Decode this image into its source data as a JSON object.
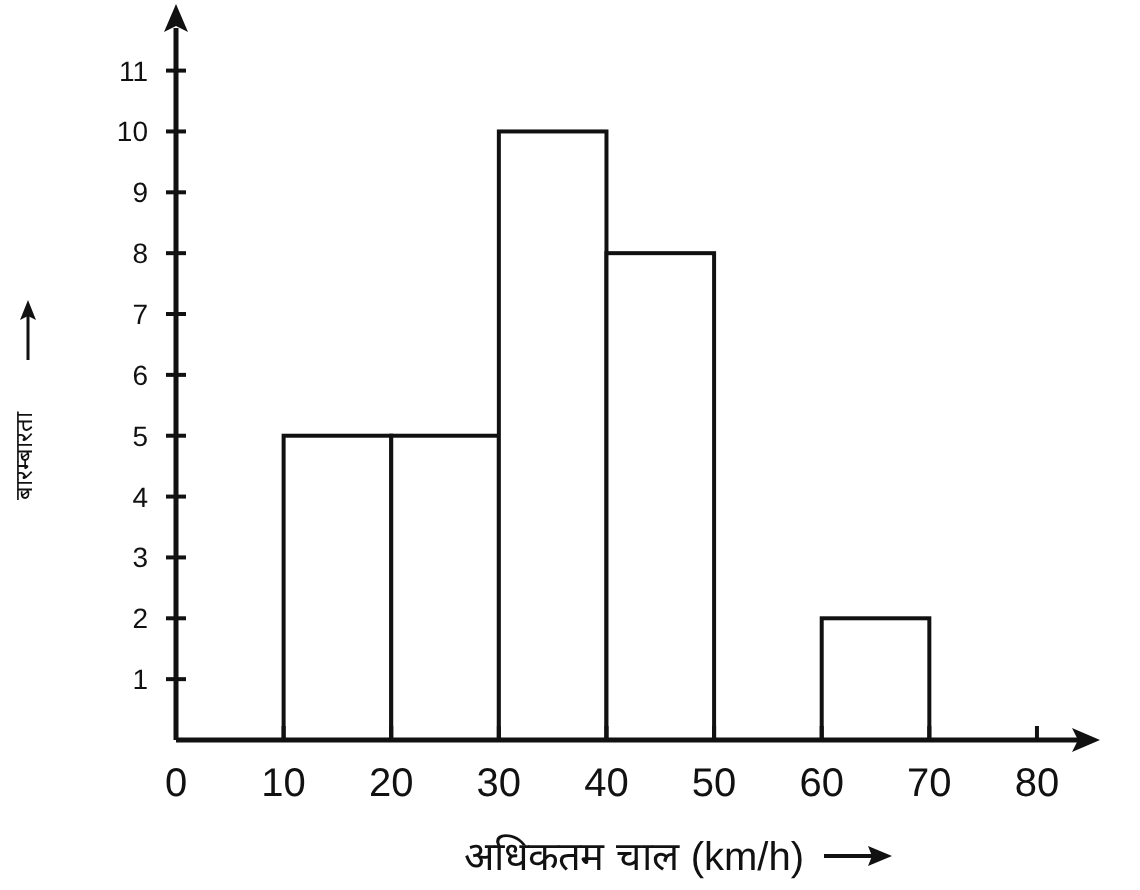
{
  "chart_data": {
    "type": "histogram",
    "xlabel": "अधिकतम चाल (km/h)",
    "ylabel": "बारम्बारता",
    "bins": [
      10,
      20,
      30,
      40,
      50,
      60,
      70
    ],
    "values": [
      5,
      5,
      10,
      8,
      0,
      2
    ],
    "color": "#ffffff",
    "xlim": [
      0,
      84
    ],
    "ylim": [
      0,
      11.7
    ],
    "xticks": [
      0,
      10,
      20,
      30,
      40,
      50,
      60,
      70,
      80
    ],
    "yticks": [
      1,
      2,
      3,
      4,
      5,
      6,
      7,
      8,
      9,
      10,
      11
    ],
    "grid": false
  }
}
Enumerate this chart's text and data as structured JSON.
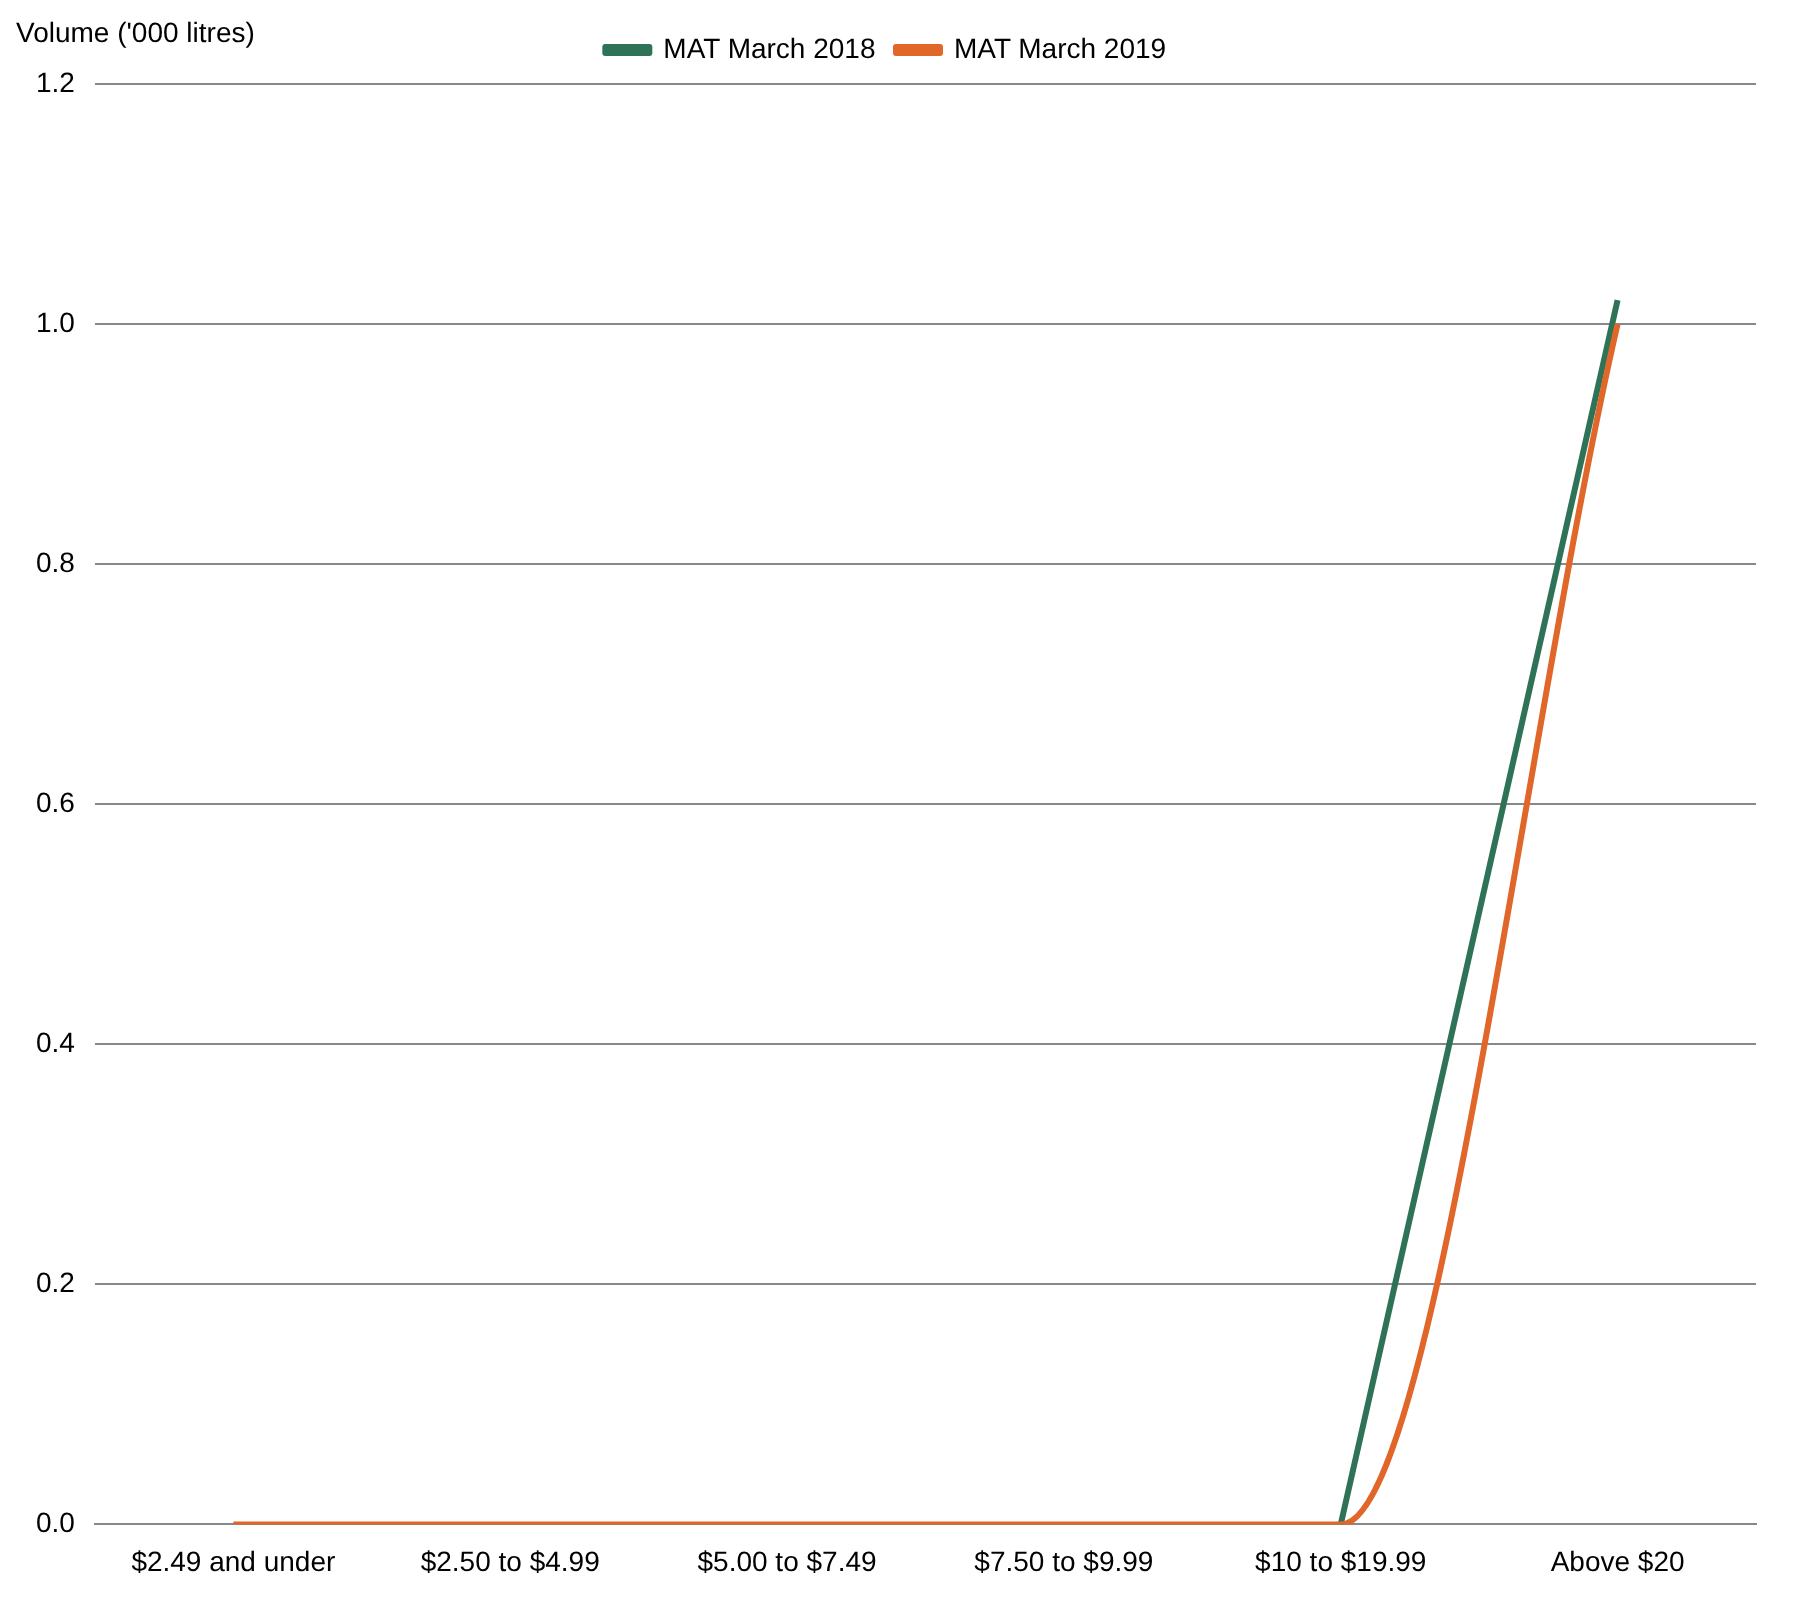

▸ **Task to carry out**: Make an exact copy of every record, pictures excluded.

▸ **Exercise result**:
Decode this image into its source data as a JSON object.
{
  "chart_data": {
    "type": "histogram",
    "xlabel": "अधिकतम चाल (km/h)",
    "ylabel": "बारम्बारता",
    "bins": [
      10,
      20,
      30,
      40,
      50,
      60,
      70
    ],
    "values": [
      5,
      5,
      10,
      8,
      0,
      2
    ],
    "color": "#ffffff",
    "xlim": [
      0,
      84
    ],
    "ylim": [
      0,
      11.7
    ],
    "xticks": [
      0,
      10,
      20,
      30,
      40,
      50,
      60,
      70,
      80
    ],
    "yticks": [
      1,
      2,
      3,
      4,
      5,
      6,
      7,
      8,
      9,
      10,
      11
    ],
    "grid": false
  }
}
Enumerate this chart's text and data as structured JSON.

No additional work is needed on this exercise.